» **EXERCISE TASK**:
Take every line from the material that has the word "screenshot" in it.

A block of data:
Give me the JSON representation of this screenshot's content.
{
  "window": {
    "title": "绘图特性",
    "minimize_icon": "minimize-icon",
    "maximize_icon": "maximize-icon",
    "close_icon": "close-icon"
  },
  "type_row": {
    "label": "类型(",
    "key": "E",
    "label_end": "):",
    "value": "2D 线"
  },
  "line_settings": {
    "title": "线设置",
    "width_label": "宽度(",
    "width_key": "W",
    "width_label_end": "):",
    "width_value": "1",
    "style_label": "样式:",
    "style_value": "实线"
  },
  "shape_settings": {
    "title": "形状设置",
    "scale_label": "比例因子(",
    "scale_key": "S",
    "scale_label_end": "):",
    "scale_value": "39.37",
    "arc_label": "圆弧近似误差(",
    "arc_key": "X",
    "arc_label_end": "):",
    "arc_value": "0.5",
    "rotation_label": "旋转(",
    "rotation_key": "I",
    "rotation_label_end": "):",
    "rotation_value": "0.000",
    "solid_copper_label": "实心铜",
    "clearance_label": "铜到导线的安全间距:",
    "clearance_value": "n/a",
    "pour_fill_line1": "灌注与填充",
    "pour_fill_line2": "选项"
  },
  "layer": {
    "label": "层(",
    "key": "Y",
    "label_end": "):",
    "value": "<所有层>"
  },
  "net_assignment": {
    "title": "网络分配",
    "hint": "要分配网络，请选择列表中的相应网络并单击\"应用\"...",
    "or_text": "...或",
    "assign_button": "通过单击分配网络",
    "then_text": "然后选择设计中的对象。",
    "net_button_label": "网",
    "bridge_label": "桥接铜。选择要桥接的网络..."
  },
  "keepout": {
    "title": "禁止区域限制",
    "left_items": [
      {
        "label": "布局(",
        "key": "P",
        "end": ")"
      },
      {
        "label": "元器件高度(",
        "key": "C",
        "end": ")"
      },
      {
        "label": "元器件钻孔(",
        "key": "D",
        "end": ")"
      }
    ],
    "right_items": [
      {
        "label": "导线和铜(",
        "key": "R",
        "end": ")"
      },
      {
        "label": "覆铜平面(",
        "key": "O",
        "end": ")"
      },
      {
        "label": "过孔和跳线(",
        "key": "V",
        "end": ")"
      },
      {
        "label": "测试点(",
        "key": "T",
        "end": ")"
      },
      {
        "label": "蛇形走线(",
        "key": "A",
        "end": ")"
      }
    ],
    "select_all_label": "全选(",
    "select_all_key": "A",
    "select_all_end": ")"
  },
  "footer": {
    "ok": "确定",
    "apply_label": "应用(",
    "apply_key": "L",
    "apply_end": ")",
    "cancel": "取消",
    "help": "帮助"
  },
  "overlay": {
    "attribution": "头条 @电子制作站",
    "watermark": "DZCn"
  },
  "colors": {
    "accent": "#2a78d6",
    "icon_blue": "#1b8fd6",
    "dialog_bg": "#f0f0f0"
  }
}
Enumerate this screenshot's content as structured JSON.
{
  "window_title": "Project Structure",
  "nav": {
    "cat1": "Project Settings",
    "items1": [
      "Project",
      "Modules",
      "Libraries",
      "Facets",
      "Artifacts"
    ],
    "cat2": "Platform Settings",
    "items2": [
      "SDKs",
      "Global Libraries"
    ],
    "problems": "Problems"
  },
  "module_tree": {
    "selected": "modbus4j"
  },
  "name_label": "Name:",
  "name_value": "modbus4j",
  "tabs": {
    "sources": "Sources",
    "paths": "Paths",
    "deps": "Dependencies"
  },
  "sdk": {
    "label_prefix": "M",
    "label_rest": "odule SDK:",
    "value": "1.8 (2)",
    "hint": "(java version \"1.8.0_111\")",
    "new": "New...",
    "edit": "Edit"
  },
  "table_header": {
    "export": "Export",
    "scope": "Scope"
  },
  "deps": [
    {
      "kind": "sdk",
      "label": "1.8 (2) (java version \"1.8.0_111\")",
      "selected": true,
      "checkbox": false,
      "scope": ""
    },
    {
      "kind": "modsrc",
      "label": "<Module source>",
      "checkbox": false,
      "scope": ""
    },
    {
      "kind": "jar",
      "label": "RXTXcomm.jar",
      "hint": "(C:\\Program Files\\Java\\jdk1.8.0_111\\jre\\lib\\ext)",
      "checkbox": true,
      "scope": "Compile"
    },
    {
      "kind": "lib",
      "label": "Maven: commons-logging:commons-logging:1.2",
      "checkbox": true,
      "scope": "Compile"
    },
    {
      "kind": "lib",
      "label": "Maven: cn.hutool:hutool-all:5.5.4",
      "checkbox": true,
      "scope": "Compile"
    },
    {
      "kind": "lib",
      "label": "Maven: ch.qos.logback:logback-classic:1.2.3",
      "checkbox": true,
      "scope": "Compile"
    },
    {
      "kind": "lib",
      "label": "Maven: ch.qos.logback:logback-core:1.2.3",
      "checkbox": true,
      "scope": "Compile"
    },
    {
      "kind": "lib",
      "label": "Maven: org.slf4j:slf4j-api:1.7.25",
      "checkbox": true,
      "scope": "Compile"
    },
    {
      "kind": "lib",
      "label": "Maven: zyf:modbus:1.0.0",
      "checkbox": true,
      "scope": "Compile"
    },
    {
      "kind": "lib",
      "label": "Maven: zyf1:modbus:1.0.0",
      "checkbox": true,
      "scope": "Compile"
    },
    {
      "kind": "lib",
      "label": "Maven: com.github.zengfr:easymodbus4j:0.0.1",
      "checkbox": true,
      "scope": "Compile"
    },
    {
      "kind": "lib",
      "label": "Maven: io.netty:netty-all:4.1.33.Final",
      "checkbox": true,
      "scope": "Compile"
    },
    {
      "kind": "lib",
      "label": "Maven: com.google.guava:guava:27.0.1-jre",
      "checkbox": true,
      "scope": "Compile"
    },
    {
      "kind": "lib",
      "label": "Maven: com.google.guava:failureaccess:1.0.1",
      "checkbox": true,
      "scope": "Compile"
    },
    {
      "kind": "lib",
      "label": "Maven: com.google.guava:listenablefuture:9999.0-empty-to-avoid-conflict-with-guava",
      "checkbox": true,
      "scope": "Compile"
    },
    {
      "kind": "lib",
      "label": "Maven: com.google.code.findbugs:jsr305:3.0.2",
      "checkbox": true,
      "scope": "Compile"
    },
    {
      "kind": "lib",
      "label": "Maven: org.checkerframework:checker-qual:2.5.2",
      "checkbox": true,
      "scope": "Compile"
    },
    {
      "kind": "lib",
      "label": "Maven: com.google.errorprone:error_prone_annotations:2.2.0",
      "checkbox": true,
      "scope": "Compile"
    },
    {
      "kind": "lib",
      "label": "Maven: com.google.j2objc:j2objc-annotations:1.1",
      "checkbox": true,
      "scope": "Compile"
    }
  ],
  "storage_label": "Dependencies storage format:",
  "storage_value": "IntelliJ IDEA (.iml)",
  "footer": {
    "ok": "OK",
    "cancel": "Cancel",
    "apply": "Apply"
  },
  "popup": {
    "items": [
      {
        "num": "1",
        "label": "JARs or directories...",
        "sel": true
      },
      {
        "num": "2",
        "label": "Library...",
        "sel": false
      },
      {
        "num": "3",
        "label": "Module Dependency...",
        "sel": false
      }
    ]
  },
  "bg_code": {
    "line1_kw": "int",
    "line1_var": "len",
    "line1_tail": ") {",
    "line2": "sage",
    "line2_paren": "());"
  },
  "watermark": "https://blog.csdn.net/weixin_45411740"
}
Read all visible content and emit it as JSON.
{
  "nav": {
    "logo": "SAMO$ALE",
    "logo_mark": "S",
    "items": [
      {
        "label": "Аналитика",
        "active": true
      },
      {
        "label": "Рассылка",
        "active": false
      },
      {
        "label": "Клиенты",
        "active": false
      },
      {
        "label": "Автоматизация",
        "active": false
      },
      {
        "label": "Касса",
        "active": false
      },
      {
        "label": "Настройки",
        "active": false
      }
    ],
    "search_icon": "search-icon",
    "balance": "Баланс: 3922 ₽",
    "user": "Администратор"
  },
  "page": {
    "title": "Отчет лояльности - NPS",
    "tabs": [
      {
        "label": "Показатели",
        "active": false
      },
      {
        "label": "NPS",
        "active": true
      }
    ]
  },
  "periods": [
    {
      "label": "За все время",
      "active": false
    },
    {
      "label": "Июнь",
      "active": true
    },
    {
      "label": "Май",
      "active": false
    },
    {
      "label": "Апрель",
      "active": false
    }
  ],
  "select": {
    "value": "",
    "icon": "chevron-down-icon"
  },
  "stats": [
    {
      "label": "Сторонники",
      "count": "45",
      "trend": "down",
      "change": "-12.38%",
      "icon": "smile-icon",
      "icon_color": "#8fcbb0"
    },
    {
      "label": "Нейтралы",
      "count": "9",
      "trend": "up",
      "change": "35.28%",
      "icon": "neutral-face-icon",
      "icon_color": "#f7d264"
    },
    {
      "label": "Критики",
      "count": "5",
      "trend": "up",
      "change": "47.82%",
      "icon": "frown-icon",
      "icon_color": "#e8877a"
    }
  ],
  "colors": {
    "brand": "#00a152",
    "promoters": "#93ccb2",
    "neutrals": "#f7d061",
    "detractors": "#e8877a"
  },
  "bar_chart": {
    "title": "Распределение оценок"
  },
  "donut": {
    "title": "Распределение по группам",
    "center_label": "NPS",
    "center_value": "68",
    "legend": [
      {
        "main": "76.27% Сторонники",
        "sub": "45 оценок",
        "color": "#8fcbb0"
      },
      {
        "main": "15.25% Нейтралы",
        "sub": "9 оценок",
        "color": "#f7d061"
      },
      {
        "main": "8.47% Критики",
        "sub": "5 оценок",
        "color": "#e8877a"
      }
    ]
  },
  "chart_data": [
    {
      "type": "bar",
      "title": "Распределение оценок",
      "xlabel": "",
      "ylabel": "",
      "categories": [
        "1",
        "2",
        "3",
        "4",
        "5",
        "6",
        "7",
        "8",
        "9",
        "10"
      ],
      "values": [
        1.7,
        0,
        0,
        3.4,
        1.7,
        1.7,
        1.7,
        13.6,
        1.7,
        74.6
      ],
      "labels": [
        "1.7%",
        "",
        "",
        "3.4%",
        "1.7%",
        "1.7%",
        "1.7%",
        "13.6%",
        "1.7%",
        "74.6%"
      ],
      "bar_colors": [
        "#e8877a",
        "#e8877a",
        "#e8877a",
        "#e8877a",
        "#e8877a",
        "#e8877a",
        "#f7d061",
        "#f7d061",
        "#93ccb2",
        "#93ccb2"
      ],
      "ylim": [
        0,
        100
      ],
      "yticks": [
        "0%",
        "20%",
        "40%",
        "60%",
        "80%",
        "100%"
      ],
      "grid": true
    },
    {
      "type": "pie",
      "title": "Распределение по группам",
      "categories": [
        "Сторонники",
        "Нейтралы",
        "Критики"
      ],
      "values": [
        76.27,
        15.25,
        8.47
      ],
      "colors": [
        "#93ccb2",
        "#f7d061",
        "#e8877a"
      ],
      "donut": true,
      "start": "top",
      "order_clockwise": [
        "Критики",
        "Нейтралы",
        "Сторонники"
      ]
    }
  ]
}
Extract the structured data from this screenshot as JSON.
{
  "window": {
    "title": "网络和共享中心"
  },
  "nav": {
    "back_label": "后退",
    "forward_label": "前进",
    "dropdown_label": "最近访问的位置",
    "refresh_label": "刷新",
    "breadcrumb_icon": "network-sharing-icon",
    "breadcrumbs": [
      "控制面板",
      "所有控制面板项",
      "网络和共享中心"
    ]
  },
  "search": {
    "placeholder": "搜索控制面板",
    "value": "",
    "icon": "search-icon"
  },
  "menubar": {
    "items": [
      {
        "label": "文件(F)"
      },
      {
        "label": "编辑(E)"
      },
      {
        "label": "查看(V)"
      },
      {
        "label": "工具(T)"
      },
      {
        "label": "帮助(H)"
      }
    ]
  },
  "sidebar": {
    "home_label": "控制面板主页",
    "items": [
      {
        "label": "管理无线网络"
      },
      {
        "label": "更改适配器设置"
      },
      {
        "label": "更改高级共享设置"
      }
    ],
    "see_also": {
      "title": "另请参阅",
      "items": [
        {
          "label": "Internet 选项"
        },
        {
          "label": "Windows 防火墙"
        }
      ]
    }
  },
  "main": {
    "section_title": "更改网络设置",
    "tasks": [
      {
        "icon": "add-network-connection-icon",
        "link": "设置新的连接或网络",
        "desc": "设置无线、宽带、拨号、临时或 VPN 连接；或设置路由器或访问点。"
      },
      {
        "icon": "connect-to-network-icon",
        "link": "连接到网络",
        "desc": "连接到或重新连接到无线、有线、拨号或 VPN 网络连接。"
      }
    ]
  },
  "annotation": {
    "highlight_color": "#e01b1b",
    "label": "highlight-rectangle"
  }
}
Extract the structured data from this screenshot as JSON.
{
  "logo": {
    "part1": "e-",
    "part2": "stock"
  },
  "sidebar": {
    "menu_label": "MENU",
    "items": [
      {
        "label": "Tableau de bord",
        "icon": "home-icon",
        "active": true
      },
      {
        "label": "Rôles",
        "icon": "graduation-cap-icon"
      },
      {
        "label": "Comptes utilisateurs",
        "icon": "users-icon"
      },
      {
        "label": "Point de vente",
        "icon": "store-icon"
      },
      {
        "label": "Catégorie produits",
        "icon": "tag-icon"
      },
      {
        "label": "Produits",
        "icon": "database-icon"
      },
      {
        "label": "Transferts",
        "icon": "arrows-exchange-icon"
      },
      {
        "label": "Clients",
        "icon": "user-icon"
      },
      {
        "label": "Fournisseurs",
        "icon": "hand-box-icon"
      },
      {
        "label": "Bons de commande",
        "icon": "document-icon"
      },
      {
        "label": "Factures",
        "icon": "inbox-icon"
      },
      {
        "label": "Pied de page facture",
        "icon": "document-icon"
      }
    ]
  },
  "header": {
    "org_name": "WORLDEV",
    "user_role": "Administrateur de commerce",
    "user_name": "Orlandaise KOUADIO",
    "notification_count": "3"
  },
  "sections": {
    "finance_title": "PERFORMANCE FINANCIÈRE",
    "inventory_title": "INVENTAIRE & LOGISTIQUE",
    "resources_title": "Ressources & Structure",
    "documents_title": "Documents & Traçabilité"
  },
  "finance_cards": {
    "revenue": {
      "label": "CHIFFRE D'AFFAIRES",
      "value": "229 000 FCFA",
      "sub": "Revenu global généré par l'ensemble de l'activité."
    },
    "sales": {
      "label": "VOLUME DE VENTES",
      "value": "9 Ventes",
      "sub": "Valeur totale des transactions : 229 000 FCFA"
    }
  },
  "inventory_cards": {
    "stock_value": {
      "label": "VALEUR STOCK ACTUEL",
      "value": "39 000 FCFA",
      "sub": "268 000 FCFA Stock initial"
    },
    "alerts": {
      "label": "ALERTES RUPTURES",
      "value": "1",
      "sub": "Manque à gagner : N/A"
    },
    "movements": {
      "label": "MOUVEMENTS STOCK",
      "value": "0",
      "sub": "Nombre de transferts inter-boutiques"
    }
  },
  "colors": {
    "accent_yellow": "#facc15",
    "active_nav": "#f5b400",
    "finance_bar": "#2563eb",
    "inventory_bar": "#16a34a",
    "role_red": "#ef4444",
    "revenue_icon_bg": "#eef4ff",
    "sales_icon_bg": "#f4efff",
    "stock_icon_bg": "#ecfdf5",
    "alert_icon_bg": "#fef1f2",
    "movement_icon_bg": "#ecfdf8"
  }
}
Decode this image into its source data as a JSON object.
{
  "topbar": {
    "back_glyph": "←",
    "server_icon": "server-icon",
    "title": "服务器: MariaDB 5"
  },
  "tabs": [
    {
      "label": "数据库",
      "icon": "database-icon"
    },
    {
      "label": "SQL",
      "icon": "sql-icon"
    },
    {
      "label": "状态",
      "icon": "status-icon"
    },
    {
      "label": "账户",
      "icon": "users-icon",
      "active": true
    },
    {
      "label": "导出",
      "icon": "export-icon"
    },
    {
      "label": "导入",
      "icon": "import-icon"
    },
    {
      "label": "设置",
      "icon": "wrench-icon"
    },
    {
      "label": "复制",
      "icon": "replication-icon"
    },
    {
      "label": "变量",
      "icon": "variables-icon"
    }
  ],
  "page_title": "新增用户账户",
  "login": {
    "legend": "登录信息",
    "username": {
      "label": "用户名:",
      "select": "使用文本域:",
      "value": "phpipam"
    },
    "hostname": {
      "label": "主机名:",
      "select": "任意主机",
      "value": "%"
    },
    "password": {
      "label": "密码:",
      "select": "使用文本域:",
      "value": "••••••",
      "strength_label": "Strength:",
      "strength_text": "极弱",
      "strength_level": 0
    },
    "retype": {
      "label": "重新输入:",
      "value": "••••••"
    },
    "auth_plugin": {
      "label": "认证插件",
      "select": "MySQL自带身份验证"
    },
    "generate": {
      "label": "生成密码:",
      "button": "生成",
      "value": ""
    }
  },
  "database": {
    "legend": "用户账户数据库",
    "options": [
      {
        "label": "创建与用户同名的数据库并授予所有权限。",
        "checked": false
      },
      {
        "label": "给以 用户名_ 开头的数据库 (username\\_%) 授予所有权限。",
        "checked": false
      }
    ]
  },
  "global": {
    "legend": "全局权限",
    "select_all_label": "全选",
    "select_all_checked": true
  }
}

» **RESPONSE**:
Give me the JSON representation of this screenshot's content.
Enumerate this screenshot's content as structured JSON.
Extract the structured data from this screenshot as JSON.
Extract the structured data from this screenshot as JSON.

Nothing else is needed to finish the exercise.